:: Material for the task ::
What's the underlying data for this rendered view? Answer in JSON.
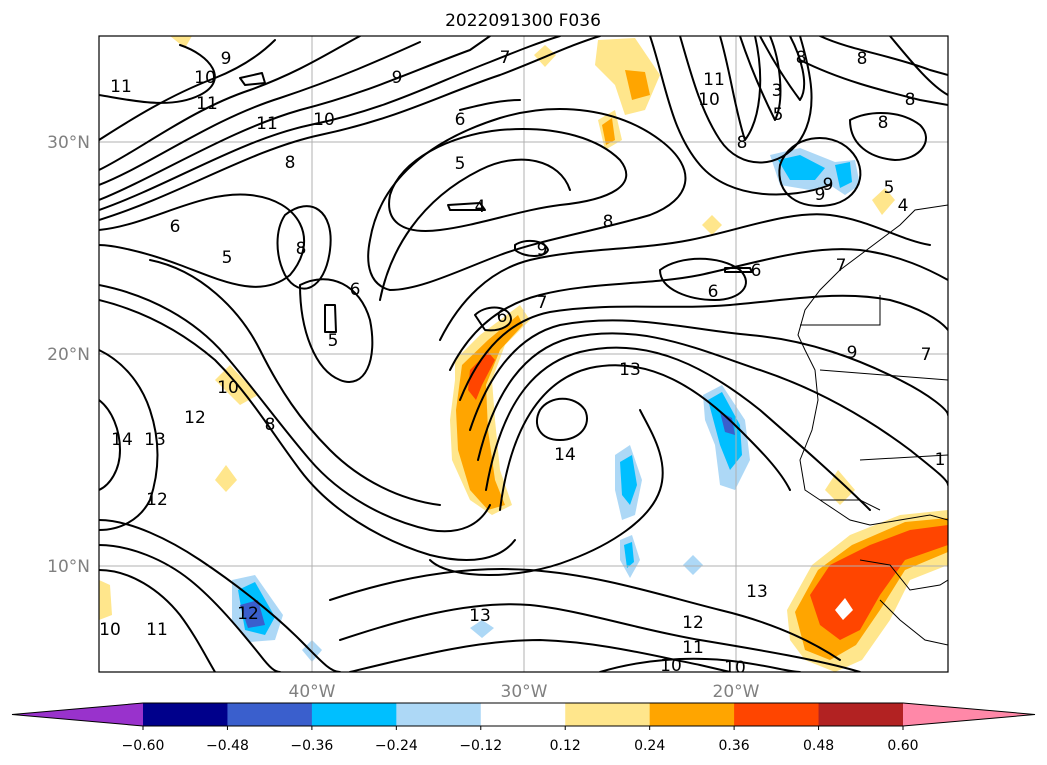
{
  "title": "2022091300 F036",
  "map": {
    "lat_labels": [
      "30°N",
      "20°N",
      "10°N"
    ],
    "lon_labels": [
      "40°W",
      "30°W",
      "20°W"
    ],
    "contour_labels": [
      "9",
      "10",
      "11",
      "11",
      "11",
      "10",
      "7",
      "9",
      "6",
      "5",
      "4",
      "6",
      "5",
      "8",
      "8",
      "6",
      "5",
      "8",
      "9",
      "7",
      "6",
      "6",
      "9",
      "6",
      "8",
      "11",
      "10",
      "8",
      "8",
      "3",
      "5",
      "8",
      "9",
      "5",
      "8",
      "4",
      "7",
      "9",
      "7",
      "10",
      "8",
      "12",
      "13",
      "14",
      "12",
      "14",
      "13",
      "13",
      "12",
      "10",
      "11",
      "13",
      "12",
      "11",
      "10",
      "10",
      "1"
    ]
  },
  "colorbar": {
    "ticks": [
      "−0.60",
      "−0.48",
      "−0.36",
      "−0.24",
      "−0.12",
      "0.12",
      "0.24",
      "0.36",
      "0.48",
      "0.60"
    ],
    "colors": [
      "#9932cc",
      "#00008b",
      "#3a5fcd",
      "#00bfff",
      "#add8f6",
      "#ffffff",
      "#ffe68c",
      "#ffa500",
      "#ff4500",
      "#b22222",
      "#ff88a8"
    ]
  }
}
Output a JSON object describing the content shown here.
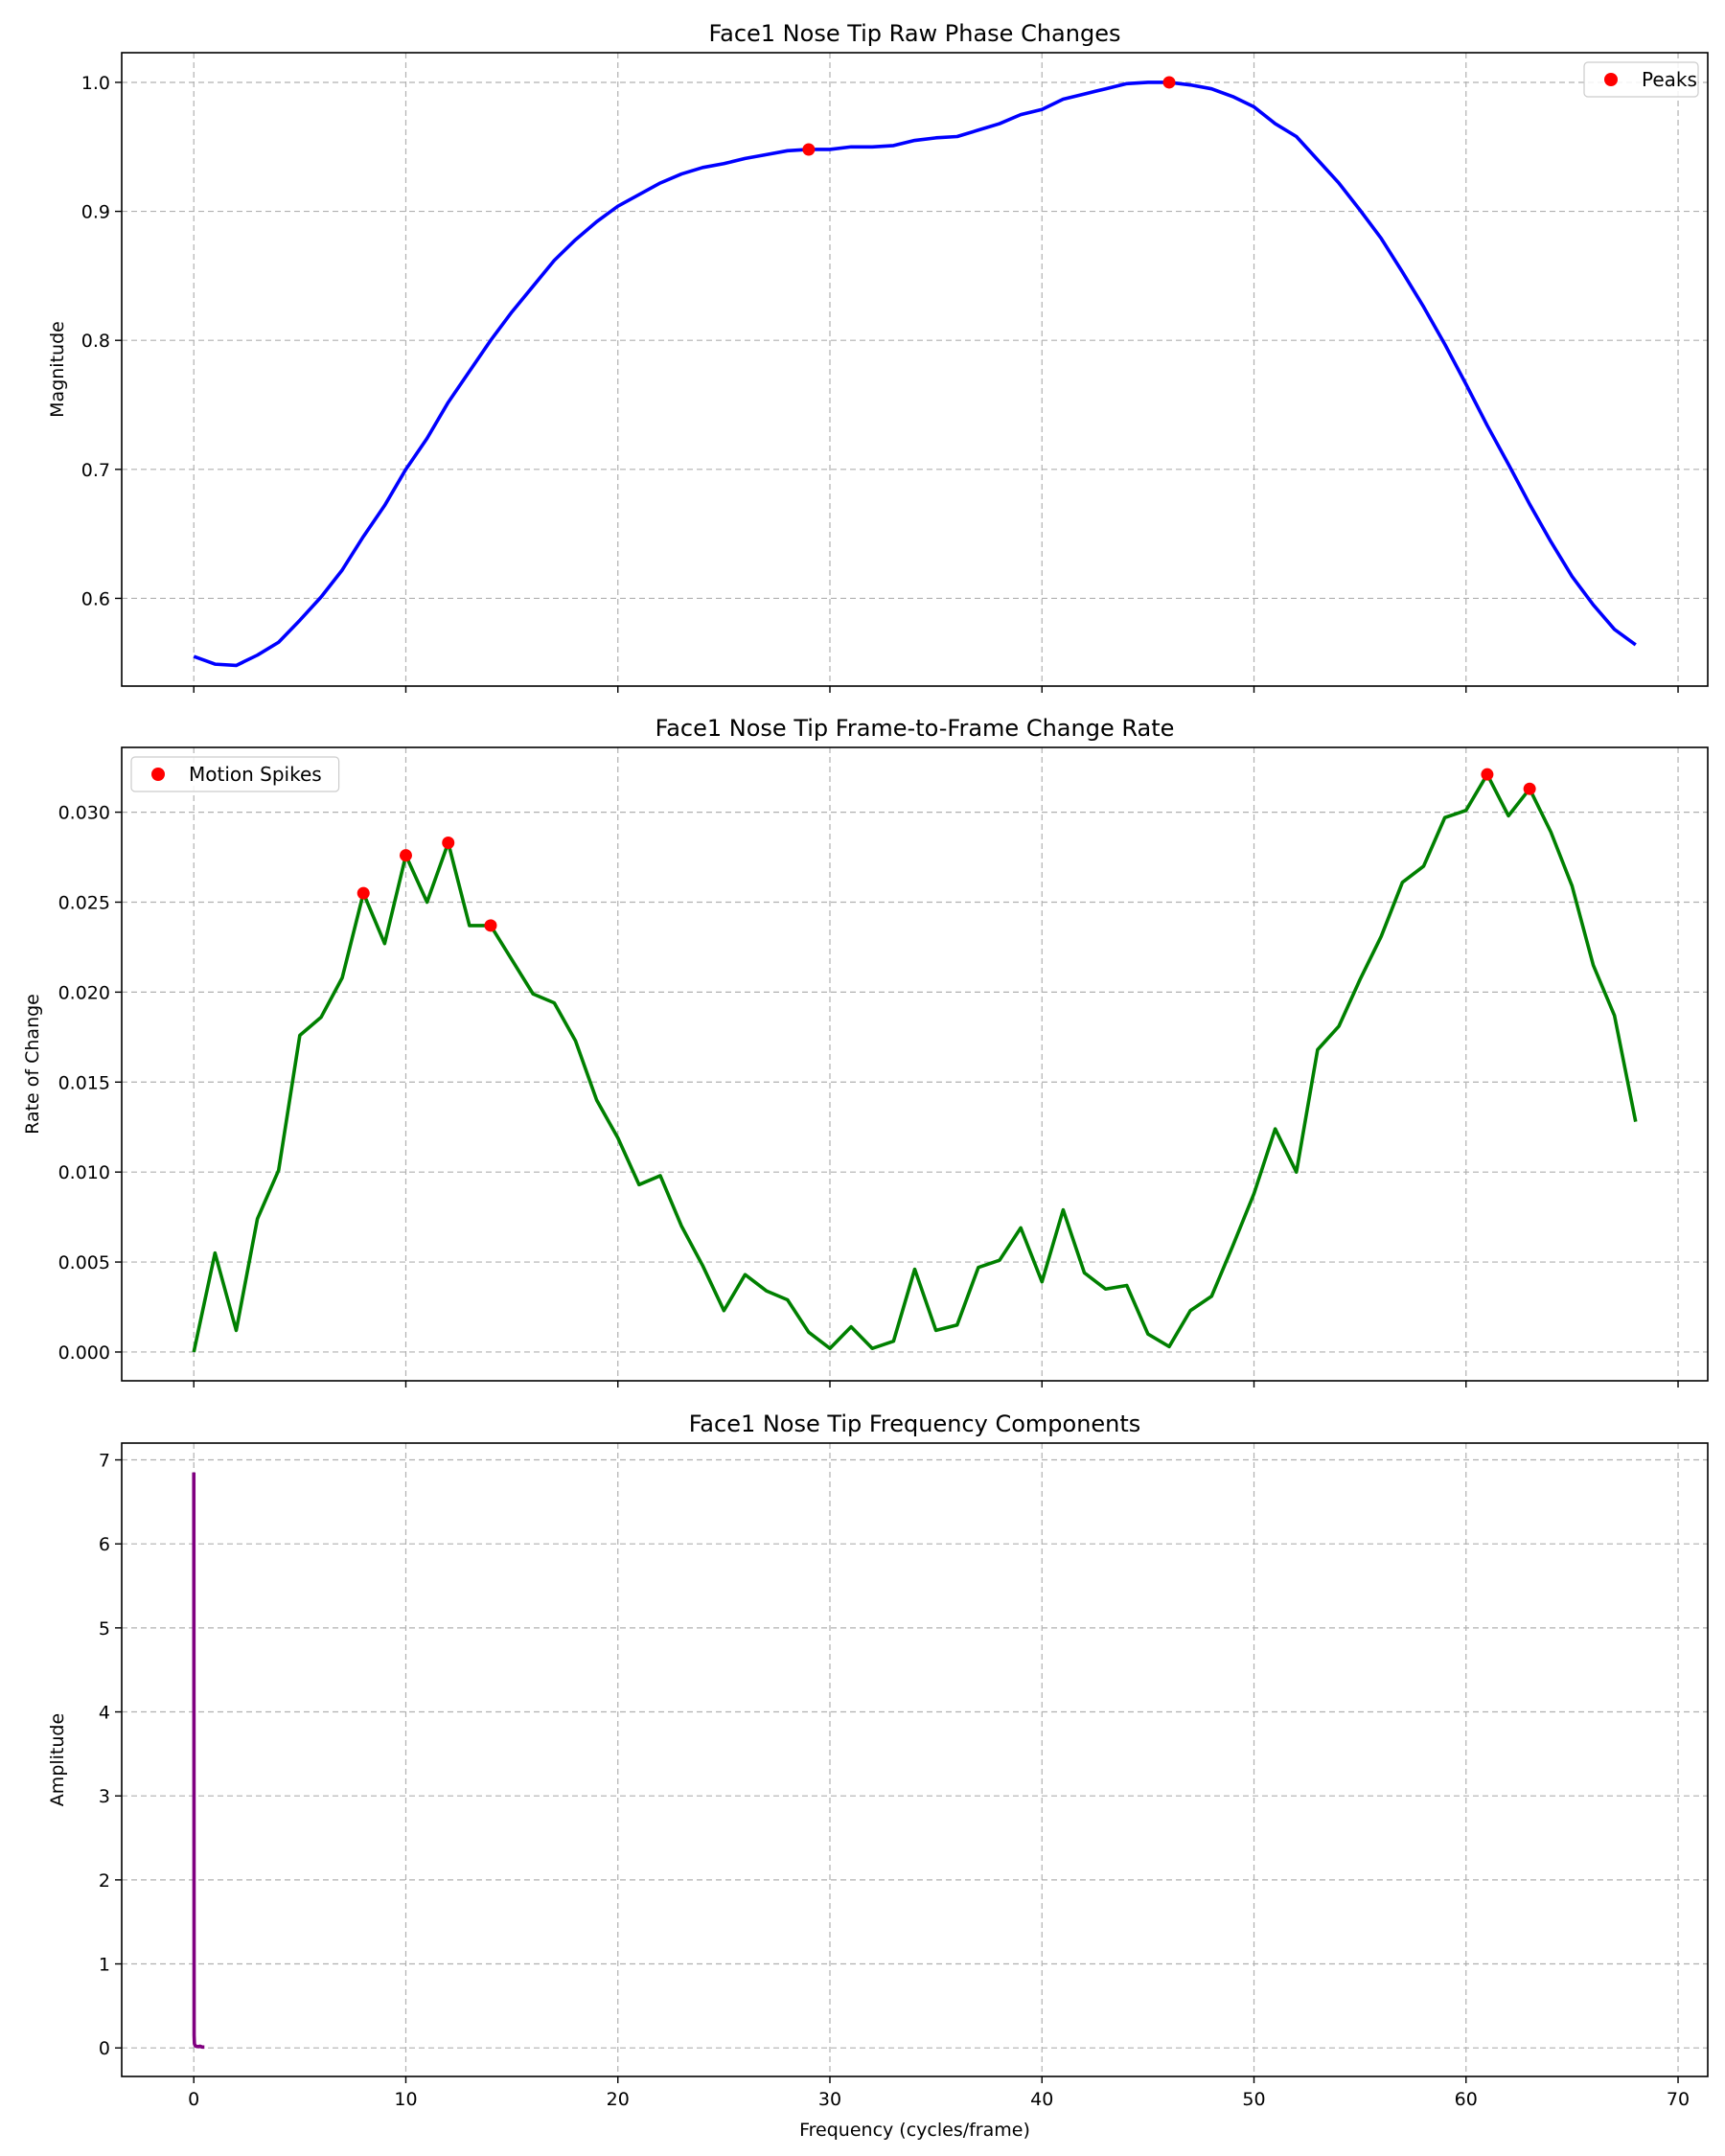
{
  "chart_data": [
    {
      "type": "line",
      "title": "Face1 Nose Tip Raw Phase Changes",
      "xlabel": "",
      "ylabel": "Magnitude",
      "xlim": [
        -3.4,
        71.4
      ],
      "ylim": [
        0.532,
        1.023
      ],
      "xticks": [
        "0",
        "10",
        "20",
        "30",
        "40",
        "50",
        "60",
        "70"
      ],
      "xtick_values": [
        0,
        10,
        20,
        30,
        40,
        50,
        60,
        70
      ],
      "xtick_labels_visible": false,
      "yticks": [
        "0.6",
        "0.7",
        "0.8",
        "0.9",
        "1.0"
      ],
      "ytick_values": [
        0.6,
        0.7,
        0.8,
        0.9,
        1.0
      ],
      "grid": true,
      "legend": {
        "placement": "top-right",
        "entries": [
          "Peaks"
        ]
      },
      "colors": {
        "line": "#0000ff",
        "markers": "#ff0000"
      },
      "series": [
        {
          "values": [
            0.555,
            0.549,
            0.548,
            0.556,
            0.566,
            0.583,
            0.601,
            0.622,
            0.648,
            0.672,
            0.7,
            0.724,
            0.752,
            0.776,
            0.8,
            0.822,
            0.842,
            0.862,
            0.878,
            0.892,
            0.904,
            0.913,
            0.922,
            0.929,
            0.934,
            0.937,
            0.941,
            0.944,
            0.947,
            0.948,
            0.948,
            0.95,
            0.95,
            0.951,
            0.955,
            0.957,
            0.958,
            0.963,
            0.968,
            0.975,
            0.979,
            0.987,
            0.991,
            0.995,
            0.999,
            1.0,
            1.0,
            0.998,
            0.995,
            0.989,
            0.981,
            0.968,
            0.958,
            0.94,
            0.922,
            0.901,
            0.879,
            0.853,
            0.826,
            0.797,
            0.766,
            0.734,
            0.704,
            0.673,
            0.644,
            0.617,
            0.595,
            0.576,
            0.564
          ]
        },
        {
          "name": "Peaks",
          "points": [
            [
              29,
              0.948
            ],
            [
              46,
              1.0
            ]
          ]
        }
      ]
    },
    {
      "type": "line",
      "title": "Face1 Nose Tip Frame-to-Frame Change Rate",
      "xlabel": "",
      "ylabel": "Rate of Change",
      "xlim": [
        -3.4,
        71.4
      ],
      "ylim": [
        -0.0016,
        0.0336
      ],
      "xticks": [
        "0",
        "10",
        "20",
        "30",
        "40",
        "50",
        "60",
        "70"
      ],
      "xtick_values": [
        0,
        10,
        20,
        30,
        40,
        50,
        60,
        70
      ],
      "xtick_labels_visible": false,
      "yticks": [
        "0.000",
        "0.005",
        "0.010",
        "0.015",
        "0.020",
        "0.025",
        "0.030"
      ],
      "ytick_values": [
        0.0,
        0.005,
        0.01,
        0.015,
        0.02,
        0.025,
        0.03
      ],
      "grid": true,
      "legend": {
        "placement": "top-left",
        "entries": [
          "Motion Spikes"
        ]
      },
      "colors": {
        "line": "#008000",
        "markers": "#ff0000"
      },
      "series": [
        {
          "values": [
            0.0,
            0.0055,
            0.0012,
            0.0074,
            0.0101,
            0.0176,
            0.0186,
            0.0208,
            0.0255,
            0.0227,
            0.0276,
            0.025,
            0.0283,
            0.0237,
            0.0237,
            0.0218,
            0.0199,
            0.0194,
            0.0173,
            0.014,
            0.0119,
            0.0093,
            0.0098,
            0.007,
            0.0048,
            0.0023,
            0.0043,
            0.0034,
            0.0029,
            0.0011,
            0.0002,
            0.0014,
            0.0002,
            0.0006,
            0.0046,
            0.0012,
            0.0015,
            0.0047,
            0.0051,
            0.0069,
            0.0039,
            0.0079,
            0.0044,
            0.0035,
            0.0037,
            0.001,
            0.0003,
            0.0023,
            0.0031,
            0.0059,
            0.0088,
            0.0124,
            0.01,
            0.0168,
            0.0181,
            0.0207,
            0.0231,
            0.0261,
            0.027,
            0.0297,
            0.0301,
            0.0321,
            0.0298,
            0.0313,
            0.0289,
            0.0259,
            0.0215,
            0.0187,
            0.0128
          ]
        },
        {
          "name": "Motion Spikes",
          "points": [
            [
              8,
              0.0255
            ],
            [
              10,
              0.0276
            ],
            [
              12,
              0.0283
            ],
            [
              14,
              0.0237
            ],
            [
              61,
              0.0321
            ],
            [
              63,
              0.0313
            ]
          ]
        }
      ]
    },
    {
      "type": "line",
      "title": "Face1 Nose Tip Frequency Components",
      "xlabel": "Frequency (cycles/frame)",
      "ylabel": "Amplitude",
      "xlim": [
        -3.4,
        71.4
      ],
      "ylim": [
        -0.34,
        7.2
      ],
      "xticks": [
        "0",
        "10",
        "20",
        "30",
        "40",
        "50",
        "60",
        "70"
      ],
      "xtick_values": [
        0,
        10,
        20,
        30,
        40,
        50,
        60,
        70
      ],
      "xtick_labels_visible": true,
      "yticks": [
        "0",
        "1",
        "2",
        "3",
        "4",
        "5",
        "6",
        "7"
      ],
      "ytick_values": [
        0,
        1,
        2,
        3,
        4,
        5,
        6,
        7
      ],
      "grid": true,
      "colors": {
        "line": "#800080"
      },
      "series": [
        {
          "points": [
            [
              0.0,
              6.85
            ],
            [
              0.0145,
              0.15
            ],
            [
              0.029,
              0.05
            ],
            [
              0.058,
              0.03
            ],
            [
              0.1,
              0.02
            ],
            [
              0.2,
              0.015
            ],
            [
              0.3,
              0.02
            ],
            [
              0.4,
              0.01
            ],
            [
              0.5,
              0.01
            ]
          ]
        }
      ]
    }
  ]
}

:: The problem ::
Retype all of the entries exactly as written, leaving out any images.

:: Answer for the task ::
What's the underlying data for this rendered view? Answer in JSON.
{
  "title": "2022091300 F036",
  "map": {
    "lat_labels": [
      "30°N",
      "20°N",
      "10°N"
    ],
    "lon_labels": [
      "40°W",
      "30°W",
      "20°W"
    ],
    "contour_labels": [
      "9",
      "10",
      "11",
      "11",
      "11",
      "10",
      "7",
      "9",
      "6",
      "5",
      "4",
      "6",
      "5",
      "8",
      "8",
      "6",
      "5",
      "8",
      "9",
      "7",
      "6",
      "6",
      "9",
      "6",
      "8",
      "11",
      "10",
      "8",
      "8",
      "3",
      "5",
      "8",
      "9",
      "5",
      "8",
      "4",
      "7",
      "9",
      "7",
      "10",
      "8",
      "12",
      "13",
      "14",
      "12",
      "14",
      "13",
      "13",
      "12",
      "10",
      "11",
      "13",
      "12",
      "11",
      "10",
      "10",
      "1"
    ]
  },
  "colorbar": {
    "ticks": [
      "−0.60",
      "−0.48",
      "−0.36",
      "−0.24",
      "−0.12",
      "0.12",
      "0.24",
      "0.36",
      "0.48",
      "0.60"
    ],
    "colors": [
      "#9932cc",
      "#00008b",
      "#3a5fcd",
      "#00bfff",
      "#add8f6",
      "#ffffff",
      "#ffe68c",
      "#ffa500",
      "#ff4500",
      "#b22222",
      "#ff88a8"
    ]
  }
}
Output a JSON object describing the content shown here.
{
  "chart_data": [
    {
      "type": "line",
      "title": "Face1 Nose Tip Raw Phase Changes",
      "xlabel": "",
      "ylabel": "Magnitude",
      "xlim": [
        -3.4,
        71.4
      ],
      "ylim": [
        0.532,
        1.023
      ],
      "xticks": [
        "0",
        "10",
        "20",
        "30",
        "40",
        "50",
        "60",
        "70"
      ],
      "xtick_values": [
        0,
        10,
        20,
        30,
        40,
        50,
        60,
        70
      ],
      "xtick_labels_visible": false,
      "yticks": [
        "0.6",
        "0.7",
        "0.8",
        "0.9",
        "1.0"
      ],
      "ytick_values": [
        0.6,
        0.7,
        0.8,
        0.9,
        1.0
      ],
      "grid": true,
      "legend": {
        "placement": "top-right",
        "entries": [
          "Peaks"
        ]
      },
      "colors": {
        "line": "#0000ff",
        "markers": "#ff0000"
      },
      "series": [
        {
          "values": [
            0.555,
            0.549,
            0.548,
            0.556,
            0.566,
            0.583,
            0.601,
            0.622,
            0.648,
            0.672,
            0.7,
            0.724,
            0.752,
            0.776,
            0.8,
            0.822,
            0.842,
            0.862,
            0.878,
            0.892,
            0.904,
            0.913,
            0.922,
            0.929,
            0.934,
            0.937,
            0.941,
            0.944,
            0.947,
            0.948,
            0.948,
            0.95,
            0.95,
            0.951,
            0.955,
            0.957,
            0.958,
            0.963,
            0.968,
            0.975,
            0.979,
            0.987,
            0.991,
            0.995,
            0.999,
            1.0,
            1.0,
            0.998,
            0.995,
            0.989,
            0.981,
            0.968,
            0.958,
            0.94,
            0.922,
            0.901,
            0.879,
            0.853,
            0.826,
            0.797,
            0.766,
            0.734,
            0.704,
            0.673,
            0.644,
            0.617,
            0.595,
            0.576,
            0.564
          ]
        },
        {
          "name": "Peaks",
          "points": [
            [
              29,
              0.948
            ],
            [
              46,
              1.0
            ]
          ]
        }
      ]
    },
    {
      "type": "line",
      "title": "Face1 Nose Tip Frame-to-Frame Change Rate",
      "xlabel": "",
      "ylabel": "Rate of Change",
      "xlim": [
        -3.4,
        71.4
      ],
      "ylim": [
        -0.0016,
        0.0336
      ],
      "xticks": [
        "0",
        "10",
        "20",
        "30",
        "40",
        "50",
        "60",
        "70"
      ],
      "xtick_values": [
        0,
        10,
        20,
        30,
        40,
        50,
        60,
        70
      ],
      "xtick_labels_visible": false,
      "yticks": [
        "0.000",
        "0.005",
        "0.010",
        "0.015",
        "0.020",
        "0.025",
        "0.030"
      ],
      "ytick_values": [
        0.0,
        0.005,
        0.01,
        0.015,
        0.02,
        0.025,
        0.03
      ],
      "grid": true,
      "legend": {
        "placement": "top-left",
        "entries": [
          "Motion Spikes"
        ]
      },
      "colors": {
        "line": "#008000",
        "markers": "#ff0000"
      },
      "series": [
        {
          "values": [
            0.0,
            0.0055,
            0.0012,
            0.0074,
            0.0101,
            0.0176,
            0.0186,
            0.0208,
            0.0255,
            0.0227,
            0.0276,
            0.025,
            0.0283,
            0.0237,
            0.0237,
            0.0218,
            0.0199,
            0.0194,
            0.0173,
            0.014,
            0.0119,
            0.0093,
            0.0098,
            0.007,
            0.0048,
            0.0023,
            0.0043,
            0.0034,
            0.0029,
            0.0011,
            0.0002,
            0.0014,
            0.0002,
            0.0006,
            0.0046,
            0.0012,
            0.0015,
            0.0047,
            0.0051,
            0.0069,
            0.0039,
            0.0079,
            0.0044,
            0.0035,
            0.0037,
            0.001,
            0.0003,
            0.0023,
            0.0031,
            0.0059,
            0.0088,
            0.0124,
            0.01,
            0.0168,
            0.0181,
            0.0207,
            0.0231,
            0.0261,
            0.027,
            0.0297,
            0.0301,
            0.0321,
            0.0298,
            0.0313,
            0.0289,
            0.0259,
            0.0215,
            0.0187,
            0.0128
          ]
        },
        {
          "name": "Motion Spikes",
          "points": [
            [
              8,
              0.0255
            ],
            [
              10,
              0.0276
            ],
            [
              12,
              0.0283
            ],
            [
              14,
              0.0237
            ],
            [
              61,
              0.0321
            ],
            [
              63,
              0.0313
            ]
          ]
        }
      ]
    },
    {
      "type": "line",
      "title": "Face1 Nose Tip Frequency Components",
      "xlabel": "Frequency (cycles/frame)",
      "ylabel": "Amplitude",
      "xlim": [
        -3.4,
        71.4
      ],
      "ylim": [
        -0.34,
        7.2
      ],
      "xticks": [
        "0",
        "10",
        "20",
        "30",
        "40",
        "50",
        "60",
        "70"
      ],
      "xtick_values": [
        0,
        10,
        20,
        30,
        40,
        50,
        60,
        70
      ],
      "xtick_labels_visible": true,
      "yticks": [
        "0",
        "1",
        "2",
        "3",
        "4",
        "5",
        "6",
        "7"
      ],
      "ytick_values": [
        0,
        1,
        2,
        3,
        4,
        5,
        6,
        7
      ],
      "grid": true,
      "colors": {
        "line": "#800080"
      },
      "series": [
        {
          "points": [
            [
              0.0,
              6.85
            ],
            [
              0.0145,
              0.15
            ],
            [
              0.029,
              0.05
            ],
            [
              0.058,
              0.03
            ],
            [
              0.1,
              0.02
            ],
            [
              0.2,
              0.015
            ],
            [
              0.3,
              0.02
            ],
            [
              0.4,
              0.01
            ],
            [
              0.5,
              0.01
            ]
          ]
        }
      ]
    }
  ]
}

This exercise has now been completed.